Data entries:
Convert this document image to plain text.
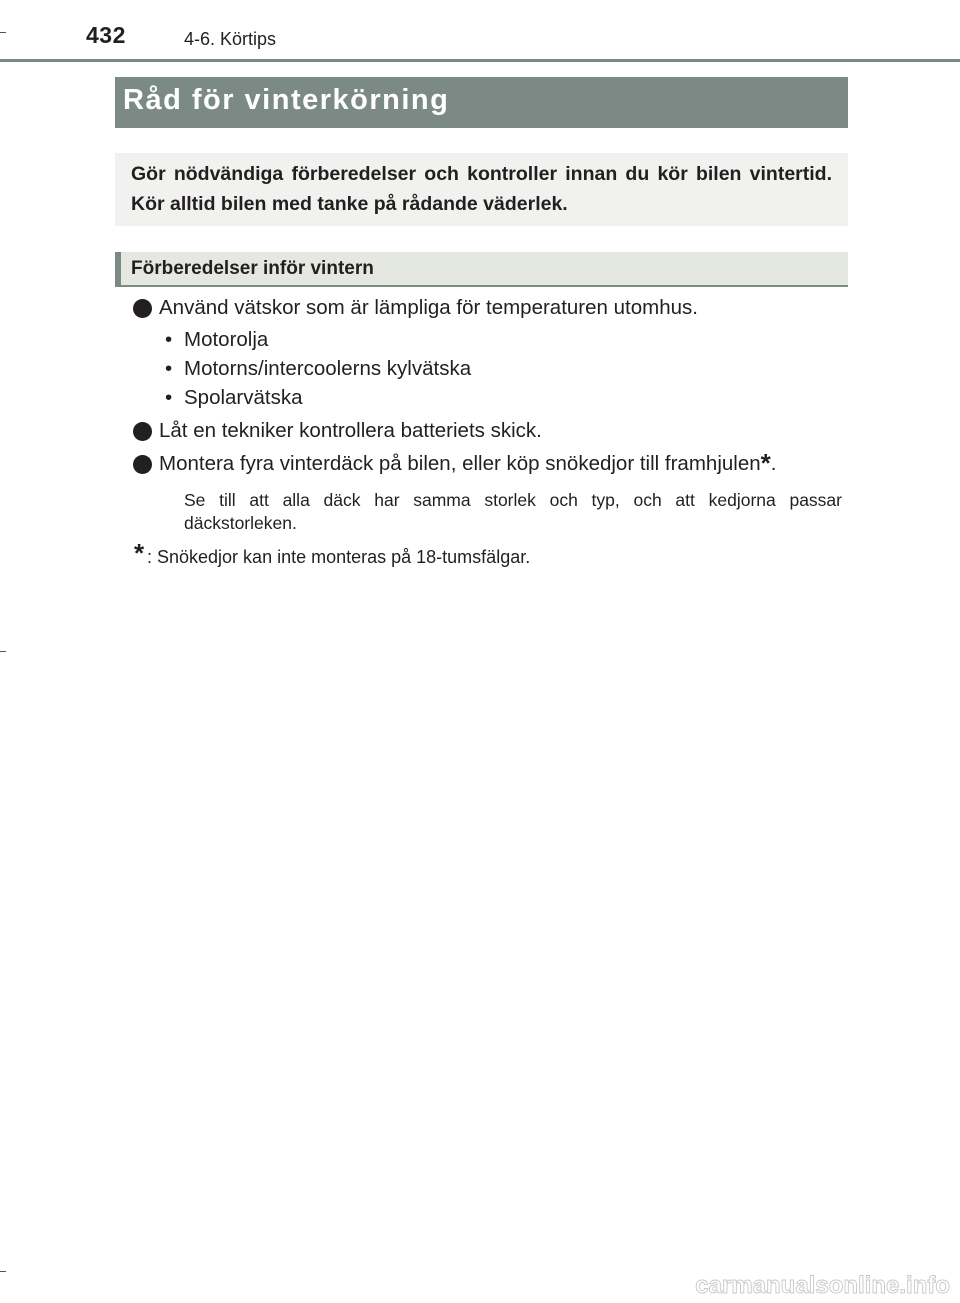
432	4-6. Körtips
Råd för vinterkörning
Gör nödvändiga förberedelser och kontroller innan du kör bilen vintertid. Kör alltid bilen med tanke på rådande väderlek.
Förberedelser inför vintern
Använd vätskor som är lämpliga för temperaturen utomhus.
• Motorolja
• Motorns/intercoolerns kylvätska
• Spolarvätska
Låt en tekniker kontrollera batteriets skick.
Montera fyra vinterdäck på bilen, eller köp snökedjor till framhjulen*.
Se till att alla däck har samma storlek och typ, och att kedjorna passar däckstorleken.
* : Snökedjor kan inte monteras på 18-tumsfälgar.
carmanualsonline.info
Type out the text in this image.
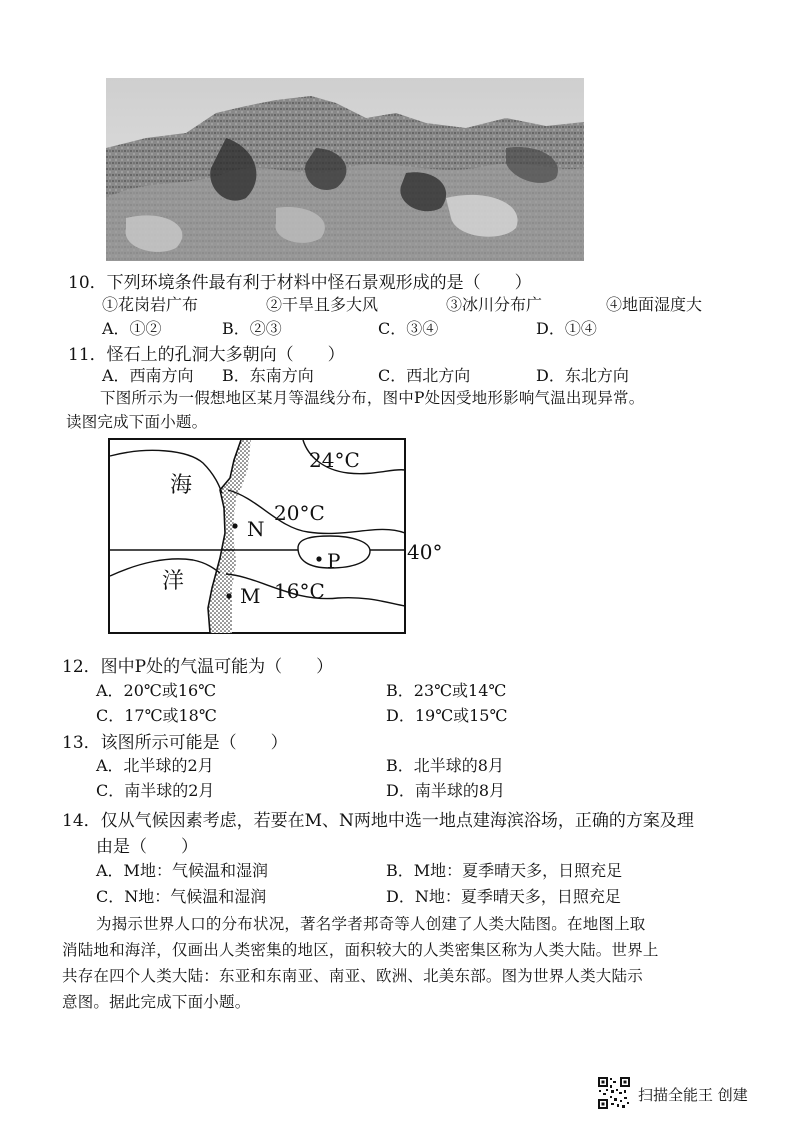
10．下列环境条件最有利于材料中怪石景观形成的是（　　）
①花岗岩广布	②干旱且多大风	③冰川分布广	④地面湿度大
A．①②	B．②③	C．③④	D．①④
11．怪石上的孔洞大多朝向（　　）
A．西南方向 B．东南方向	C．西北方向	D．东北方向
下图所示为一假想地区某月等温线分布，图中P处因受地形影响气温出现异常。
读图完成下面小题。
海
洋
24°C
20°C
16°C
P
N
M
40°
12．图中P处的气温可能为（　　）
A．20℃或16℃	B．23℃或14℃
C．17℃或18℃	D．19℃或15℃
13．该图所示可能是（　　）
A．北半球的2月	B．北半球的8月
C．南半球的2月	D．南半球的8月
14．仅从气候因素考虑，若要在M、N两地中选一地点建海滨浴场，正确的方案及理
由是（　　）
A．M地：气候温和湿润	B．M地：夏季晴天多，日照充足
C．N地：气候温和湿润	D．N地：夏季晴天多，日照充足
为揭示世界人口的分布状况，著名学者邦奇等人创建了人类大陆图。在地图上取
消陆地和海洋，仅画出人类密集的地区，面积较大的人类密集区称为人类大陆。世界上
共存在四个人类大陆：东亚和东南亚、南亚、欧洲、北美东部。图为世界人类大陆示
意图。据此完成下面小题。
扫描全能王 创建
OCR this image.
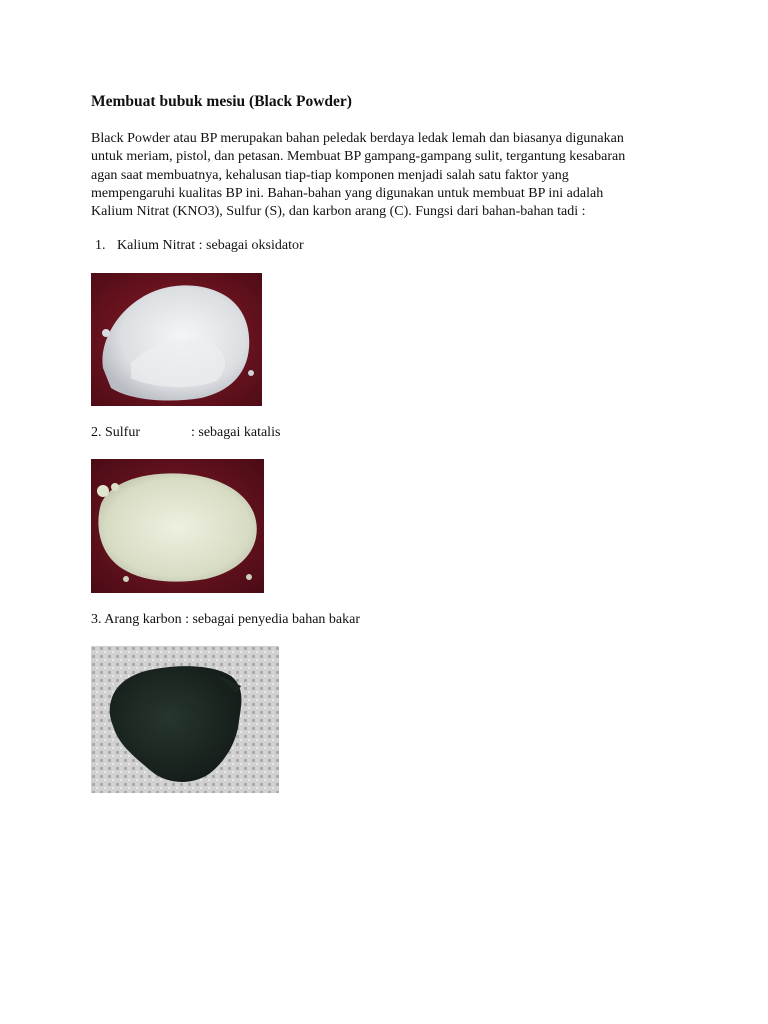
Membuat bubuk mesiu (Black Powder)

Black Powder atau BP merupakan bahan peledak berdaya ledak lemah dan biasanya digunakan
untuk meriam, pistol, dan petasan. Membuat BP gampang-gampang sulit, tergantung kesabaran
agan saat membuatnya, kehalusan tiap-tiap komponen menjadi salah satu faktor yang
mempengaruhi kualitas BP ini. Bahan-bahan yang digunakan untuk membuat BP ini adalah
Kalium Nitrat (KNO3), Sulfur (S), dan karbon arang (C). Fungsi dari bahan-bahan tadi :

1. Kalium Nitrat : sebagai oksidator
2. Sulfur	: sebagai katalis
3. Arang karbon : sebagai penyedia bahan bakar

Objective:
Repeat the data exactly, dropping every picture it holds.

Answer to the problem:
Convert this document image to plain text.
432	4-6. Körtips
Råd för vinterkörning
Gör nödvändiga förberedelser och kontroller innan du kör bilen vintertid. Kör alltid bilen med tanke på rådande väderlek.
Förberedelser inför vintern
Använd vätskor som är lämpliga för temperaturen utomhus.
• Motorolja
• Motorns/intercoolerns kylvätska
• Spolarvätska
Låt en tekniker kontrollera batteriets skick.
Montera fyra vinterdäck på bilen, eller köp snökedjor till framhjulen*.
Se till att alla däck har samma storlek och typ, och att kedjorna passar däckstorleken.
* : Snökedjor kan inte monteras på 18-tumsfälgar.
carmanualsonline.info
Type out the text in this image.
10．下列环境条件最有利于材料中怪石景观形成的是（　　）
①花岗岩广布	②干旱且多大风	③冰川分布广	④地面湿度大
A．①②	B．②③	C．③④	D．①④
11．怪石上的孔洞大多朝向（　　）
A．西南方向 B．东南方向	C．西北方向	D．东北方向
下图所示为一假想地区某月等温线分布，图中P处因受地形影响气温出现异常。
读图完成下面小题。
海
洋
24°C
20°C
16°C
P
N
M
40°
12．图中P处的气温可能为（　　）
A．20℃或16℃	B．23℃或14℃
C．17℃或18℃	D．19℃或15℃
13．该图所示可能是（　　）
A．北半球的2月	B．北半球的8月
C．南半球的2月	D．南半球的8月
14．仅从气候因素考虑，若要在M、N两地中选一地点建海滨浴场，正确的方案及理
由是（　　）
A．M地：气候温和湿润	B．M地：夏季晴天多，日照充足
C．N地：气候温和湿润	D．N地：夏季晴天多，日照充足
为揭示世界人口的分布状况，著名学者邦奇等人创建了人类大陆图。在地图上取
消陆地和海洋，仅画出人类密集的地区，面积较大的人类密集区称为人类大陆。世界上
共存在四个人类大陆：东亚和东南亚、南亚、欧洲、北美东部。图为世界人类大陆示
意图。据此完成下面小题。
扫描全能王 创建
OCR this image.
Membuat bubuk mesiu (Black Powder)

Black Powder atau BP merupakan bahan peledak berdaya ledak lemah dan biasanya digunakan
untuk meriam, pistol, dan petasan. Membuat BP gampang-gampang sulit, tergantung kesabaran
agan saat membuatnya, kehalusan tiap-tiap komponen menjadi salah satu faktor yang
mempengaruhi kualitas BP ini. Bahan-bahan yang digunakan untuk membuat BP ini adalah
Kalium Nitrat (KNO3), Sulfur (S), dan karbon arang (C). Fungsi dari bahan-bahan tadi :

1. Kalium Nitrat : sebagai oksidator
2. Sulfur	: sebagai katalis
3. Arang karbon : sebagai penyedia bahan bakar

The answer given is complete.